DIRECTIONS FOR THIS TASK — Rewrite the entries from the line with "Itemize the components" to the line with "- action-card-access[interactable]: [590, 538, 860, 600]", changing "external-link-icon" to "outbound-link-icon" and leaving everything else as it is. Don't include the pictures.

STORED ROWS —
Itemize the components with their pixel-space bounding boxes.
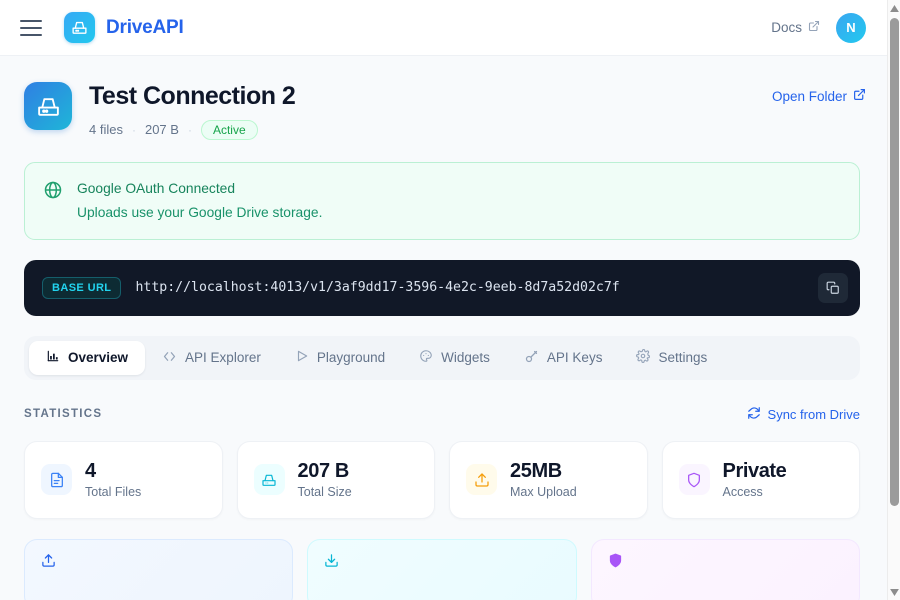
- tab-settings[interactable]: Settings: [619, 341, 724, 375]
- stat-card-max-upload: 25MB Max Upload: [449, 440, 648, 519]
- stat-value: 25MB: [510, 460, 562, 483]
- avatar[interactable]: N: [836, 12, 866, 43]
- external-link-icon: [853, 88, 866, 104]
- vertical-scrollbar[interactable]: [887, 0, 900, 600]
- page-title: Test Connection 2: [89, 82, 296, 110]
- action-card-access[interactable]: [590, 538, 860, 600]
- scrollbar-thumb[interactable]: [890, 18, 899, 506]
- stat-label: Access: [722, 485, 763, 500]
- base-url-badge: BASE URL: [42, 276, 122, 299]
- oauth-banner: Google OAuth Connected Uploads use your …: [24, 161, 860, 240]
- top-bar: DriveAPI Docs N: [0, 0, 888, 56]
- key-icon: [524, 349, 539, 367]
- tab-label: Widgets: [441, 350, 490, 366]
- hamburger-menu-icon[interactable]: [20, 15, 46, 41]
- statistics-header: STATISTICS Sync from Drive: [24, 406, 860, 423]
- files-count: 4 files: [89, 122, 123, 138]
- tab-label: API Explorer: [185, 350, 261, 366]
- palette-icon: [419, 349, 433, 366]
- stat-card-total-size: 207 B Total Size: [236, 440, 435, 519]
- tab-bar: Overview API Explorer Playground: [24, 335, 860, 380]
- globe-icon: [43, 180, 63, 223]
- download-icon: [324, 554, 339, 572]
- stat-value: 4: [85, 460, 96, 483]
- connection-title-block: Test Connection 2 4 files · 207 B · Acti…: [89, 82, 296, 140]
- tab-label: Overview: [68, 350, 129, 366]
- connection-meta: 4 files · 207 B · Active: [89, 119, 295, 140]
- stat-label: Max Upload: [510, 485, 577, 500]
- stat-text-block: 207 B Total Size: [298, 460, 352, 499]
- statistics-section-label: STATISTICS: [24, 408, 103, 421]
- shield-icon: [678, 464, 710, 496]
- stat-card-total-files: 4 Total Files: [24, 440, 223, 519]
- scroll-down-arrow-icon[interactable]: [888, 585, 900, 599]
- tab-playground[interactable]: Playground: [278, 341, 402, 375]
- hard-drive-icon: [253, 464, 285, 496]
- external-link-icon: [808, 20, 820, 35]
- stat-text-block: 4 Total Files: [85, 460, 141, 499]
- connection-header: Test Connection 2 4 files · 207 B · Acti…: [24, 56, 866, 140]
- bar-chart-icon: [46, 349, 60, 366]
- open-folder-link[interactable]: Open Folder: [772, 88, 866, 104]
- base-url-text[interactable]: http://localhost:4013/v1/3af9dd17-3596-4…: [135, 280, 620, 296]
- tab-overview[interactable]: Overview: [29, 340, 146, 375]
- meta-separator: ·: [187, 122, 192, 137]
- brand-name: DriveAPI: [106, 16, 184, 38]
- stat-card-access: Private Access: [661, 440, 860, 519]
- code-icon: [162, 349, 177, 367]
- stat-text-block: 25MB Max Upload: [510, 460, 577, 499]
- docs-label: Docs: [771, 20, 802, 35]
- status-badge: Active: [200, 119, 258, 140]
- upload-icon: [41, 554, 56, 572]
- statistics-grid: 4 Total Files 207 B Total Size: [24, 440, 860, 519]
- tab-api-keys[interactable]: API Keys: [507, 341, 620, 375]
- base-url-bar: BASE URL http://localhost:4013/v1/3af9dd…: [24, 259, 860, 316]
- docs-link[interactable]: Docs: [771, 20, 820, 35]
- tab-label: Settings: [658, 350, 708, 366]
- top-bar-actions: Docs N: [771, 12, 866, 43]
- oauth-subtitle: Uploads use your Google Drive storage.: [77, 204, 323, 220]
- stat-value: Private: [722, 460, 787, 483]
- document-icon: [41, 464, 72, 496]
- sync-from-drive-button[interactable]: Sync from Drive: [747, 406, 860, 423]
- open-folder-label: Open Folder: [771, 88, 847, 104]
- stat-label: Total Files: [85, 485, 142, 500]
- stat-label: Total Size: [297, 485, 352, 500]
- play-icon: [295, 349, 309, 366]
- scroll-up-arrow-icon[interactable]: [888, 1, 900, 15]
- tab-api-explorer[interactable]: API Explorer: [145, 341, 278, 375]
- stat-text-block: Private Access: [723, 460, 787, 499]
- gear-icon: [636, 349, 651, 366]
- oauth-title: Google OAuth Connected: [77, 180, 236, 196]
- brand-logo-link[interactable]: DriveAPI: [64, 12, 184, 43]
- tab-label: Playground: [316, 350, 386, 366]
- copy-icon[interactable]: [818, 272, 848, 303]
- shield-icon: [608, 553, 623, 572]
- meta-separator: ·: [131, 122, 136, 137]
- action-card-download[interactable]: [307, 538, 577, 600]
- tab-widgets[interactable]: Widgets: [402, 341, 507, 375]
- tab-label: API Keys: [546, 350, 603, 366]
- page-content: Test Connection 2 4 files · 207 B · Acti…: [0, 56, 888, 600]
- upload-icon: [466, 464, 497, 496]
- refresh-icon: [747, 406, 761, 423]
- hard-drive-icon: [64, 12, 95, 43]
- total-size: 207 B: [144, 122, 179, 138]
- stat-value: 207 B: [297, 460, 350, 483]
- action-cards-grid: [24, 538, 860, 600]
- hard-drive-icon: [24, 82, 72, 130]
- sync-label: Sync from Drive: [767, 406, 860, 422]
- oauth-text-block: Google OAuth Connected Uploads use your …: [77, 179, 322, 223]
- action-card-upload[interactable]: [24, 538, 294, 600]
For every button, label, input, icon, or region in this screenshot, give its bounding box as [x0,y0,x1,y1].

...

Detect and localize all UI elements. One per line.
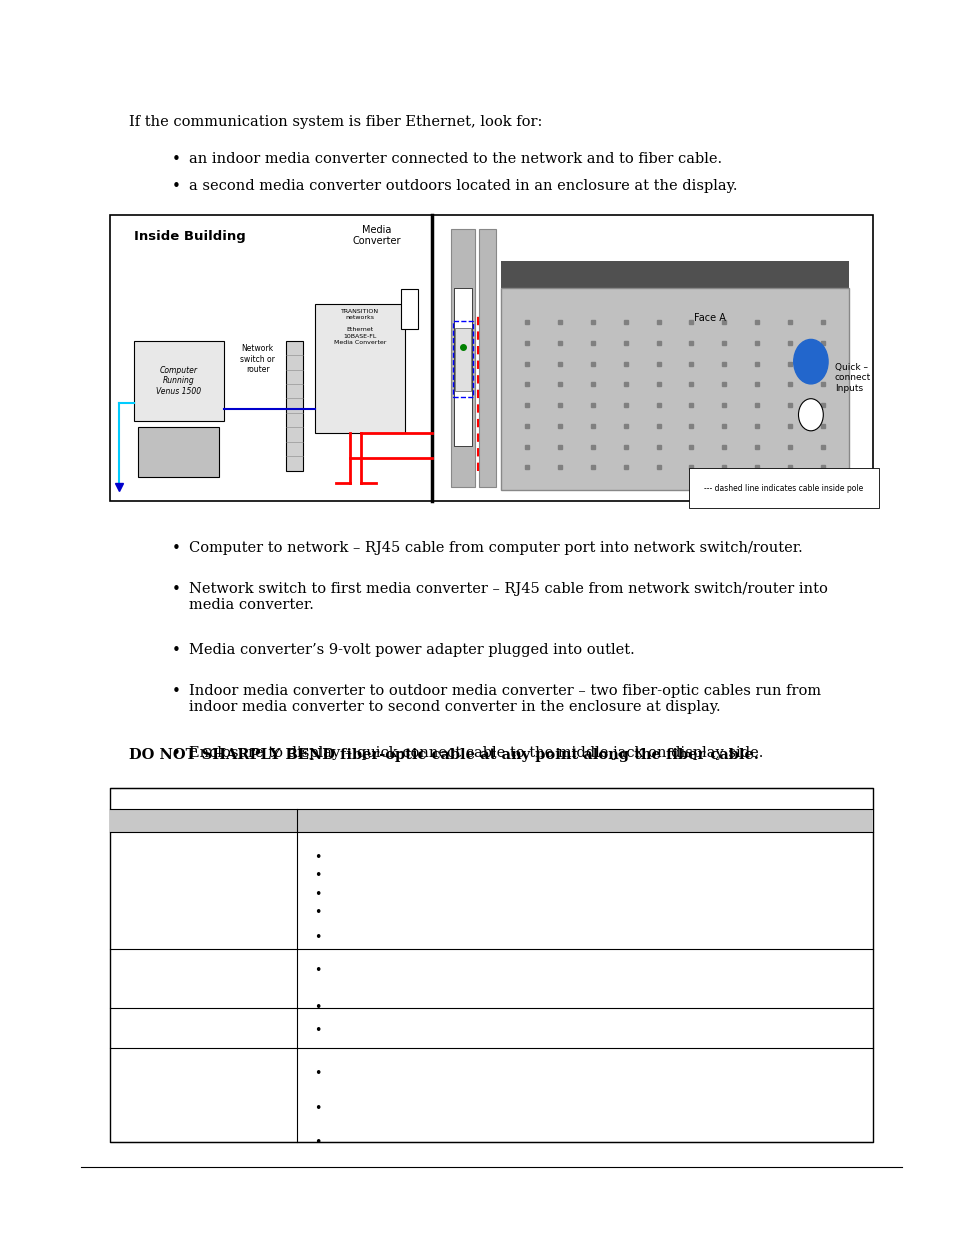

WRITTEN REPLY —
Itemize the components with their pixel-space bounding boxes.
- tab-settings[interactable]: Settings: [619, 341, 724, 375]
- stat-card-max-upload: 25MB Max Upload: [449, 440, 648, 519]
- stat-value: 25MB: [510, 460, 562, 483]
- avatar[interactable]: N: [836, 12, 866, 43]
- outbound-link-icon: [853, 88, 866, 104]
- vertical-scrollbar[interactable]: [887, 0, 900, 600]
- page-title: Test Connection 2: [89, 82, 296, 110]
- action-card-access[interactable]: [590, 538, 860, 600]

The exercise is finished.